▶ **Exercise materials**:
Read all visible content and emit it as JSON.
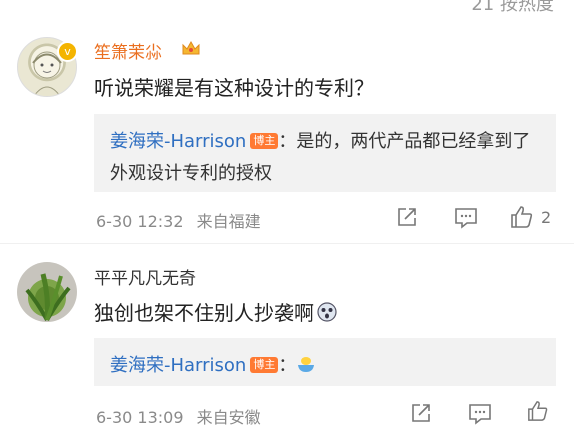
{
  "top_cut_text": "21 按热度",
  "comments": [
    {
      "username": "笙箫茉尛",
      "text": "听说荣耀是有这种设计的专利？",
      "reply": {
        "name": "姜海荣-Harrison",
        "tag": "博主",
        "text": "：是的，两代产品都已经拿到了外观设计专利的授权"
      },
      "time": "6-30 12:32",
      "source": "来自福建",
      "like_count": "2"
    },
    {
      "username": "平平凡凡无奇",
      "text": "独创也架不住别人抄袭啊",
      "reply": {
        "name": "姜海荣-Harrison",
        "tag": "博主",
        "text": "："
      },
      "time": "6-30 13:09",
      "source": "来自安徽"
    }
  ]
}
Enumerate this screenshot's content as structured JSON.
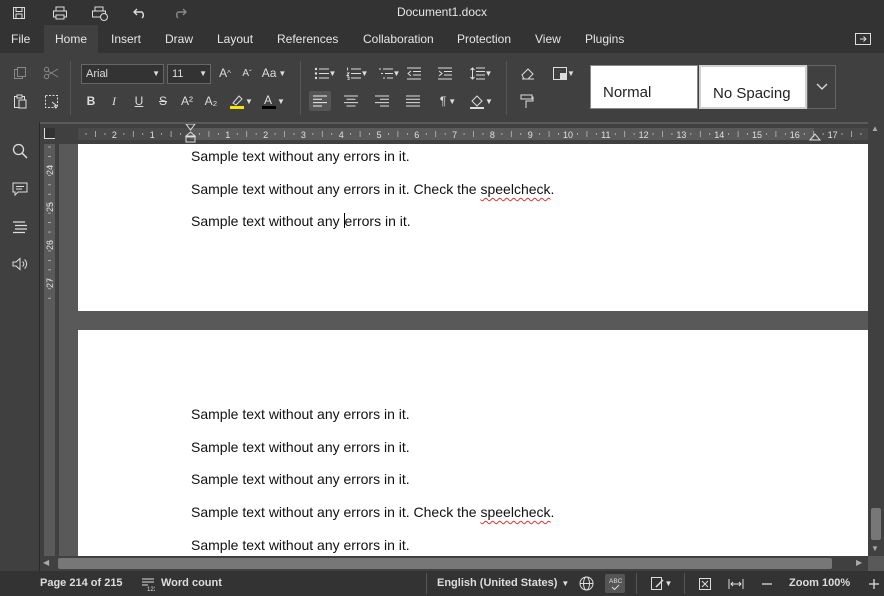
{
  "window": {
    "title": "Document1.docx"
  },
  "menu": {
    "tabs": [
      {
        "label": "File"
      },
      {
        "label": "Home"
      },
      {
        "label": "Insert"
      },
      {
        "label": "Draw"
      },
      {
        "label": "Layout"
      },
      {
        "label": "References"
      },
      {
        "label": "Collaboration"
      },
      {
        "label": "Protection"
      },
      {
        "label": "View"
      },
      {
        "label": "Plugins"
      }
    ],
    "active": "Home"
  },
  "toolbar": {
    "font_name": "Arial",
    "font_size": "11",
    "bold": "B",
    "italic": "I",
    "underline": "U",
    "strike": "S",
    "superscript": "A²",
    "subscript": "A₂",
    "increase_font": "A",
    "decrease_font": "A",
    "change_case": "Aa",
    "highlight_color": "#f5e800",
    "font_color": "#000000"
  },
  "styles": [
    {
      "label": "Normal"
    },
    {
      "label": "No Spacing"
    }
  ],
  "ruler": {
    "h_ticks": [
      "2",
      "1",
      "1",
      "2",
      "3",
      "4",
      "5",
      "6",
      "7",
      "8",
      "9",
      "10",
      "11",
      "12",
      "13",
      "14",
      "15",
      "16",
      "17"
    ],
    "v_ticks": [
      "24",
      "25",
      "26",
      "27"
    ]
  },
  "document": {
    "plain": "Sample text without any errors in it.",
    "check_prefix": "Sample text without any errors in it. Check the ",
    "misspelled": "speelcheck",
    "period": ".",
    "caret_before": "Sample text without any ",
    "caret_after": "errors in it."
  },
  "status": {
    "page": "Page 214 of 215",
    "word_count": "Word count",
    "language": "English (United States)",
    "zoom": "Zoom 100%"
  }
}
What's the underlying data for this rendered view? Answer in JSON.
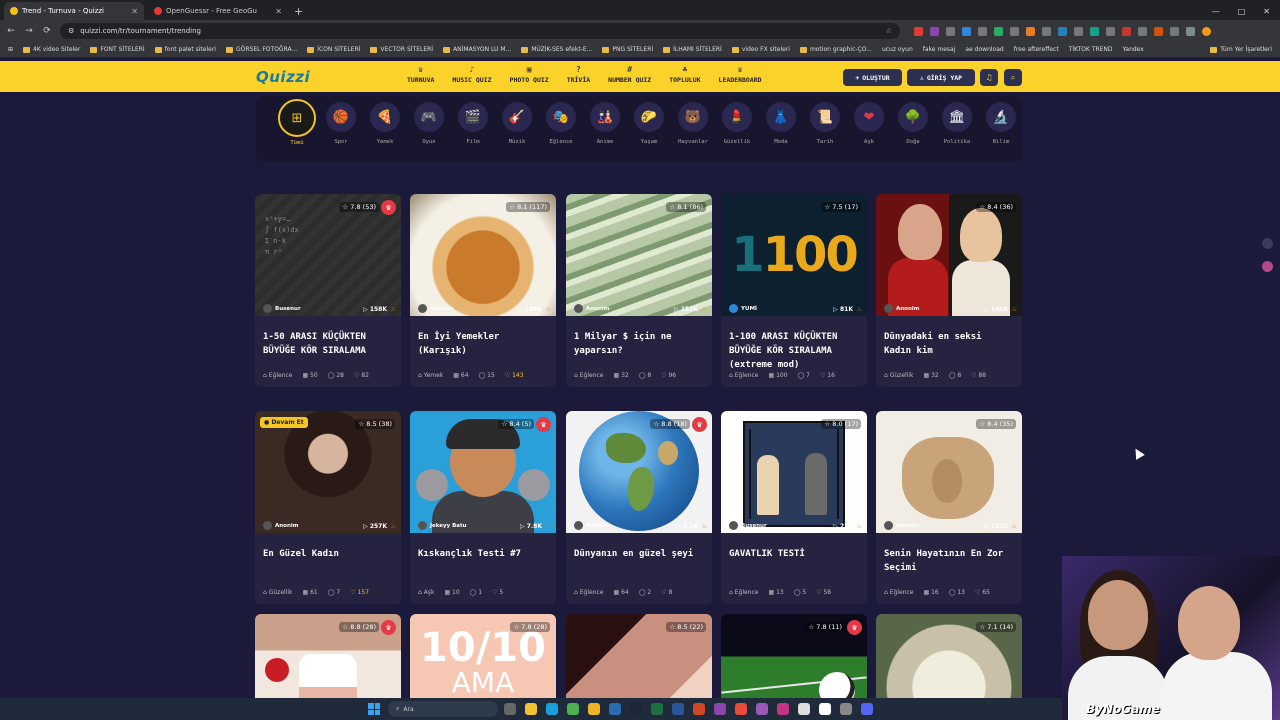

▶ **Problem requirements**: Copy the records above exactly, leaving out every picture.

▶ **Task answer**:
Read all visible content and emit it as JSON.
{
  "top_cut_text": "21 按热度",
  "comments": [
    {
      "username": "笙箫茉尛",
      "text": "听说荣耀是有这种设计的专利？",
      "reply": {
        "name": "姜海荣-Harrison",
        "tag": "博主",
        "text": "：是的，两代产品都已经拿到了外观设计专利的授权"
      },
      "time": "6-30 12:32",
      "source": "来自福建",
      "like_count": "2"
    },
    {
      "username": "平平凡凡无奇",
      "text": "独创也架不住别人抄袭啊",
      "reply": {
        "name": "姜海荣-Harrison",
        "tag": "博主",
        "text": "："
      },
      "time": "6-30 13:09",
      "source": "来自安徽"
    }
  ]
}
Enumerate this screenshot's content as structured JSON.
{
  "window": {
    "title": "Document1.docx"
  },
  "menu": {
    "tabs": [
      {
        "label": "File"
      },
      {
        "label": "Home"
      },
      {
        "label": "Insert"
      },
      {
        "label": "Draw"
      },
      {
        "label": "Layout"
      },
      {
        "label": "References"
      },
      {
        "label": "Collaboration"
      },
      {
        "label": "Protection"
      },
      {
        "label": "View"
      },
      {
        "label": "Plugins"
      }
    ],
    "active": "Home"
  },
  "toolbar": {
    "font_name": "Arial",
    "font_size": "11",
    "bold": "B",
    "italic": "I",
    "underline": "U",
    "strike": "S",
    "superscript": "A²",
    "subscript": "A₂",
    "increase_font": "A",
    "decrease_font": "A",
    "change_case": "Aa",
    "highlight_color": "#f5e800",
    "font_color": "#000000"
  },
  "styles": [
    {
      "label": "Normal"
    },
    {
      "label": "No Spacing"
    }
  ],
  "ruler": {
    "h_ticks": [
      "2",
      "1",
      "1",
      "2",
      "3",
      "4",
      "5",
      "6",
      "7",
      "8",
      "9",
      "10",
      "11",
      "12",
      "13",
      "14",
      "15",
      "16",
      "17"
    ],
    "v_ticks": [
      "24",
      "25",
      "26",
      "27"
    ]
  },
  "document": {
    "plain": "Sample text without any errors in it.",
    "check_prefix": "Sample text without any errors in it. Check the ",
    "misspelled": "speelcheck",
    "period": ".",
    "caret_before": "Sample text without any ",
    "caret_after": "errors in it."
  },
  "status": {
    "page": "Page 214 of 215",
    "word_count": "Word count",
    "language": "English (United States)",
    "zoom": "Zoom 100%"
  }
}
What's the underlying data for this rendered view? Answer in JSON.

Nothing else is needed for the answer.